**PROMPT**
In the entries below, identify every line with the string "region" and copy it.

**DATA FOR PROCESSING**
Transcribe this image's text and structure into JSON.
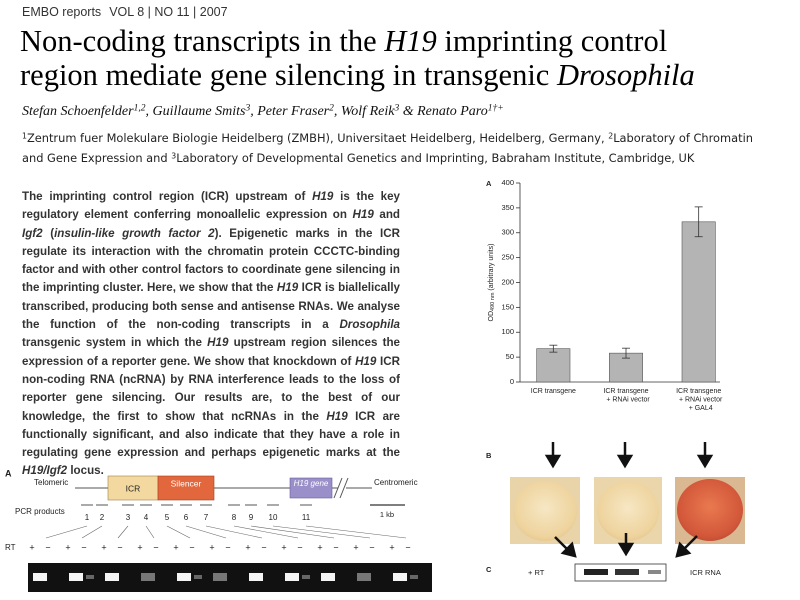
{
  "header": {
    "journal": "EMBO reports",
    "issue": "VOL 8 | NO 11 | 2007"
  },
  "title": {
    "lines": [
      [
        {
          "text": "Non-coding transcripts in the "
        },
        {
          "text": "H19",
          "italic": true
        },
        {
          "text": " imprinting control"
        }
      ],
      [
        {
          "text": "region mediate gene silencing in transgenic "
        },
        {
          "text": "Drosophila",
          "italic": true
        }
      ]
    ]
  },
  "authors": [
    {
      "text": "Stefan Schoenfelder"
    },
    {
      "text": "1,2",
      "sup": true
    },
    {
      "text": ", Guillaume Smits"
    },
    {
      "text": "3",
      "sup": true
    },
    {
      "text": ", Peter Fraser"
    },
    {
      "text": "2",
      "sup": true
    },
    {
      "text": ", Wolf Reik"
    },
    {
      "text": "3",
      "sup": true
    },
    {
      "text": " & Renato Paro"
    },
    {
      "text": "1†+",
      "sup": true
    }
  ],
  "affiliations": [
    [
      {
        "text": "1",
        "sup": true
      },
      {
        "text": "Zentrum fuer Molekulare Biologie Heidelberg (ZMBH), Universitaet Heidelberg, Heidelberg, Germany, "
      },
      {
        "text": "2",
        "sup": true
      },
      {
        "text": "Laboratory of Chromatin"
      }
    ],
    [
      {
        "text": "and Gene Expression and "
      },
      {
        "text": "3",
        "sup": true
      },
      {
        "text": "Laboratory of Developmental Genetics and Imprinting, Babraham Institute, Cambridge, UK"
      }
    ]
  ],
  "abstract": [
    {
      "text": "The imprinting control region (ICR) upstream of "
    },
    {
      "text": "H19",
      "italic": true
    },
    {
      "text": " is the key regulatory element conferring monoallelic expression on "
    },
    {
      "text": "H19",
      "italic": true
    },
    {
      "text": " and "
    },
    {
      "text": "Igf2",
      "italic": true
    },
    {
      "text": " ("
    },
    {
      "text": "insulin-like growth factor 2",
      "italic": true
    },
    {
      "text": "). Epigenetic marks in the ICR regulate its interaction with the chromatin protein CCCTC-binding factor and with other control factors to coordinate gene silencing in the imprinting cluster. Here, we show that the "
    },
    {
      "text": "H19",
      "italic": true
    },
    {
      "text": " ICR is biallelically transcribed, producing both sense and antisense RNAs. We analyse the function of the non-coding transcripts in a "
    },
    {
      "text": "Drosophila",
      "italic": true
    },
    {
      "text": " transgenic system in which the "
    },
    {
      "text": "H19",
      "italic": true
    },
    {
      "text": " upstream region silences the expression of a reporter gene. We show that knockdown of "
    },
    {
      "text": "H19",
      "italic": true
    },
    {
      "text": " ICR non-coding RNA (ncRNA) by RNA interference leads to the loss of reporter gene silencing. Our results are, to the best of our knowledge, the first to show that ncRNAs in the "
    },
    {
      "text": "H19",
      "italic": true
    },
    {
      "text": " ICR are functionally significant, and also indicate that they have a role in regulating gene expression and perhaps epigenetic marks at the "
    },
    {
      "text": "H19/Igf2",
      "italic": true
    },
    {
      "text": " locus."
    }
  ],
  "diagram": {
    "label": "A",
    "telomeric": "Telomeric",
    "icr": "ICR",
    "silencer": "Silencer",
    "h19_gene": "H19 gene",
    "centromeric": "Centromeric",
    "scale": "1 kb",
    "pcr_label": "PCR products",
    "pcr_numbers": [
      1,
      2,
      3,
      4,
      5,
      6,
      7,
      8,
      9,
      10,
      11
    ],
    "rt_label": "RT",
    "rt_signs": [
      "+",
      "−",
      "+",
      "−",
      "+",
      "−",
      "+",
      "−",
      "+",
      "−",
      "+",
      "−",
      "+",
      "−",
      "+",
      "−",
      "+",
      "−",
      "+",
      "−",
      "+",
      "−"
    ]
  },
  "chart_data": {
    "type": "bar",
    "panel": "A",
    "y_label": {
      "main": "OD",
      "sub": "490 nm",
      "rest": " (arbitrary units)"
    },
    "categories": [
      [
        "ICR transgene"
      ],
      [
        "ICR transgene",
        "+ RNAi vector"
      ],
      [
        "ICR transgene",
        "+ RNAi vector",
        "+ GAL4"
      ]
    ],
    "values": [
      67,
      58,
      322
    ],
    "errors": [
      7,
      10,
      30
    ],
    "color": "#b4b4b4",
    "ylim": [
      0,
      400
    ],
    "yticks": [
      0,
      50,
      100,
      150,
      200,
      250,
      300,
      350,
      400
    ]
  },
  "panel_b": {
    "label": "B"
  },
  "panel_c": {
    "label": "C",
    "rt": "+ RT",
    "gel_label": "ICR RNA"
  }
}
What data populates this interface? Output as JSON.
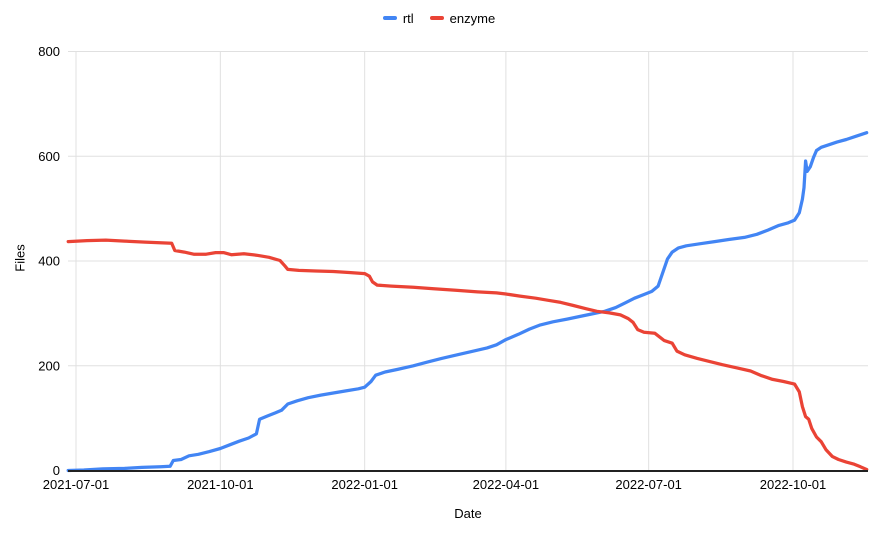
{
  "page": {
    "background": "#ffffff"
  },
  "chart_data": {
    "type": "line",
    "title": "",
    "xlabel": "Date",
    "ylabel": "Files",
    "ylim": [
      0,
      800
    ],
    "grid": true,
    "legend_position": "top-center",
    "grid_color": "#e0e0e0",
    "axis_line_color": "#212121",
    "text_color": "#000000",
    "y_ticks": [
      "0",
      "200",
      "400",
      "600",
      "800"
    ],
    "x_ticks": [
      "2021-07-01",
      "2021-10-01",
      "2022-01-01",
      "2022-04-01",
      "2022-07-01",
      "2022-10-01"
    ],
    "series": [
      {
        "name": "rtl",
        "color": "#4285F4",
        "points": [
          [
            "2021-06-26",
            0
          ],
          [
            "2021-07-06",
            1
          ],
          [
            "2021-07-18",
            3
          ],
          [
            "2021-08-01",
            4
          ],
          [
            "2021-08-12",
            6
          ],
          [
            "2021-08-24",
            7
          ],
          [
            "2021-08-30",
            8
          ],
          [
            "2021-09-01",
            19
          ],
          [
            "2021-09-06",
            21
          ],
          [
            "2021-09-11",
            28
          ],
          [
            "2021-09-17",
            31
          ],
          [
            "2021-09-24",
            36
          ],
          [
            "2021-10-01",
            42
          ],
          [
            "2021-10-07",
            49
          ],
          [
            "2021-10-13",
            56
          ],
          [
            "2021-10-19",
            62
          ],
          [
            "2021-10-24",
            70
          ],
          [
            "2021-10-26",
            98
          ],
          [
            "2021-10-31",
            104
          ],
          [
            "2021-11-05",
            110
          ],
          [
            "2021-11-09",
            115
          ],
          [
            "2021-11-13",
            127
          ],
          [
            "2021-11-19",
            133
          ],
          [
            "2021-11-26",
            139
          ],
          [
            "2021-12-04",
            144
          ],
          [
            "2021-12-12",
            148
          ],
          [
            "2021-12-20",
            152
          ],
          [
            "2021-12-28",
            156
          ],
          [
            "2022-01-01",
            159
          ],
          [
            "2022-01-05",
            170
          ],
          [
            "2022-01-08",
            182
          ],
          [
            "2022-01-14",
            188
          ],
          [
            "2022-01-22",
            193
          ],
          [
            "2022-02-01",
            200
          ],
          [
            "2022-02-10",
            207
          ],
          [
            "2022-02-19",
            214
          ],
          [
            "2022-03-01",
            221
          ],
          [
            "2022-03-10",
            227
          ],
          [
            "2022-03-20",
            234
          ],
          [
            "2022-03-26",
            240
          ],
          [
            "2022-04-01",
            250
          ],
          [
            "2022-04-09",
            260
          ],
          [
            "2022-04-16",
            270
          ],
          [
            "2022-04-23",
            278
          ],
          [
            "2022-05-01",
            284
          ],
          [
            "2022-05-10",
            289
          ],
          [
            "2022-05-18",
            294
          ],
          [
            "2022-05-26",
            299
          ],
          [
            "2022-06-03",
            304
          ],
          [
            "2022-06-10",
            311
          ],
          [
            "2022-06-16",
            320
          ],
          [
            "2022-06-22",
            329
          ],
          [
            "2022-06-28",
            336
          ],
          [
            "2022-07-03",
            342
          ],
          [
            "2022-07-07",
            352
          ],
          [
            "2022-07-10",
            378
          ],
          [
            "2022-07-13",
            404
          ],
          [
            "2022-07-16",
            417
          ],
          [
            "2022-07-20",
            425
          ],
          [
            "2022-07-25",
            429
          ],
          [
            "2022-08-03",
            433
          ],
          [
            "2022-08-12",
            437
          ],
          [
            "2022-08-21",
            441
          ],
          [
            "2022-08-31",
            445
          ],
          [
            "2022-09-08",
            451
          ],
          [
            "2022-09-15",
            459
          ],
          [
            "2022-09-22",
            468
          ],
          [
            "2022-09-28",
            473
          ],
          [
            "2022-10-02",
            478
          ],
          [
            "2022-10-05",
            492
          ],
          [
            "2022-10-07",
            518
          ],
          [
            "2022-10-08",
            540
          ],
          [
            "2022-10-09",
            591
          ],
          [
            "2022-10-10",
            571
          ],
          [
            "2022-10-12",
            580
          ],
          [
            "2022-10-14",
            597
          ],
          [
            "2022-10-16",
            611
          ],
          [
            "2022-10-19",
            617
          ],
          [
            "2022-10-24",
            622
          ],
          [
            "2022-10-29",
            627
          ],
          [
            "2022-11-04",
            632
          ],
          [
            "2022-11-10",
            638
          ],
          [
            "2022-11-17",
            645
          ]
        ]
      },
      {
        "name": "enzyme",
        "color": "#EA4335",
        "points": [
          [
            "2021-06-26",
            437
          ],
          [
            "2021-07-08",
            439
          ],
          [
            "2021-07-20",
            440
          ],
          [
            "2021-08-01",
            438
          ],
          [
            "2021-08-14",
            436
          ],
          [
            "2021-08-31",
            434
          ],
          [
            "2021-09-02",
            420
          ],
          [
            "2021-09-08",
            417
          ],
          [
            "2021-09-14",
            413
          ],
          [
            "2021-09-22",
            413
          ],
          [
            "2021-09-28",
            416
          ],
          [
            "2021-10-03",
            416
          ],
          [
            "2021-10-08",
            412
          ],
          [
            "2021-10-16",
            414
          ],
          [
            "2021-10-24",
            411
          ],
          [
            "2021-11-01",
            407
          ],
          [
            "2021-11-08",
            401
          ],
          [
            "2021-11-11",
            391
          ],
          [
            "2021-11-13",
            384
          ],
          [
            "2021-11-20",
            382
          ],
          [
            "2021-12-01",
            381
          ],
          [
            "2021-12-12",
            380
          ],
          [
            "2021-12-22",
            378
          ],
          [
            "2022-01-01",
            376
          ],
          [
            "2022-01-04",
            371
          ],
          [
            "2022-01-06",
            360
          ],
          [
            "2022-01-09",
            354
          ],
          [
            "2022-01-18",
            352
          ],
          [
            "2022-02-01",
            350
          ],
          [
            "2022-02-14",
            347
          ],
          [
            "2022-02-28",
            344
          ],
          [
            "2022-03-14",
            341
          ],
          [
            "2022-03-26",
            339
          ],
          [
            "2022-04-01",
            337
          ],
          [
            "2022-04-10",
            333
          ],
          [
            "2022-04-20",
            329
          ],
          [
            "2022-04-28",
            325
          ],
          [
            "2022-05-06",
            321
          ],
          [
            "2022-05-14",
            315
          ],
          [
            "2022-05-22",
            309
          ],
          [
            "2022-05-29",
            304
          ],
          [
            "2022-06-06",
            301
          ],
          [
            "2022-06-13",
            297
          ],
          [
            "2022-06-18",
            290
          ],
          [
            "2022-06-21",
            283
          ],
          [
            "2022-06-24",
            269
          ],
          [
            "2022-06-28",
            264
          ],
          [
            "2022-07-05",
            262
          ],
          [
            "2022-07-11",
            248
          ],
          [
            "2022-07-16",
            243
          ],
          [
            "2022-07-19",
            228
          ],
          [
            "2022-07-24",
            221
          ],
          [
            "2022-08-01",
            214
          ],
          [
            "2022-08-09",
            208
          ],
          [
            "2022-08-17",
            202
          ],
          [
            "2022-08-26",
            196
          ],
          [
            "2022-09-04",
            190
          ],
          [
            "2022-09-11",
            181
          ],
          [
            "2022-09-18",
            174
          ],
          [
            "2022-09-25",
            170
          ],
          [
            "2022-10-02",
            165
          ],
          [
            "2022-10-05",
            150
          ],
          [
            "2022-10-07",
            122
          ],
          [
            "2022-10-09",
            103
          ],
          [
            "2022-10-11",
            98
          ],
          [
            "2022-10-13",
            80
          ],
          [
            "2022-10-16",
            64
          ],
          [
            "2022-10-19",
            55
          ],
          [
            "2022-10-22",
            40
          ],
          [
            "2022-10-26",
            27
          ],
          [
            "2022-10-30",
            21
          ],
          [
            "2022-11-04",
            16
          ],
          [
            "2022-11-09",
            12
          ],
          [
            "2022-11-13",
            7
          ],
          [
            "2022-11-16",
            3
          ],
          [
            "2022-11-17",
            2
          ]
        ]
      }
    ]
  }
}
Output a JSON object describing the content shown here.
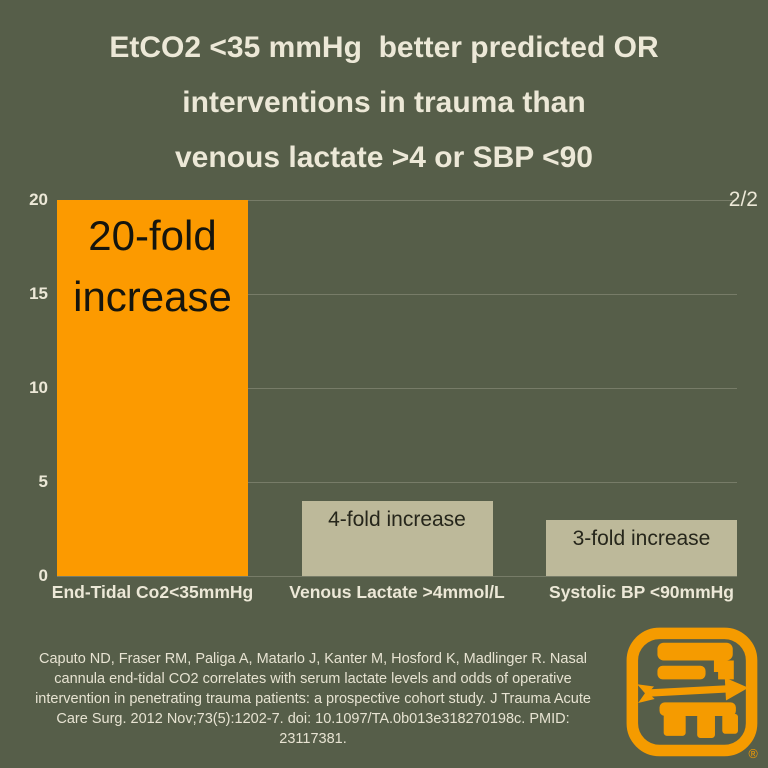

**RESPONSE**
          "text": "region mediate gene silencing in transgenic "
      "text": "The imprinting control region (ICR) upstream of "
      "text": " upstream region silences the expression of a reporter gene. We show that knockdown of "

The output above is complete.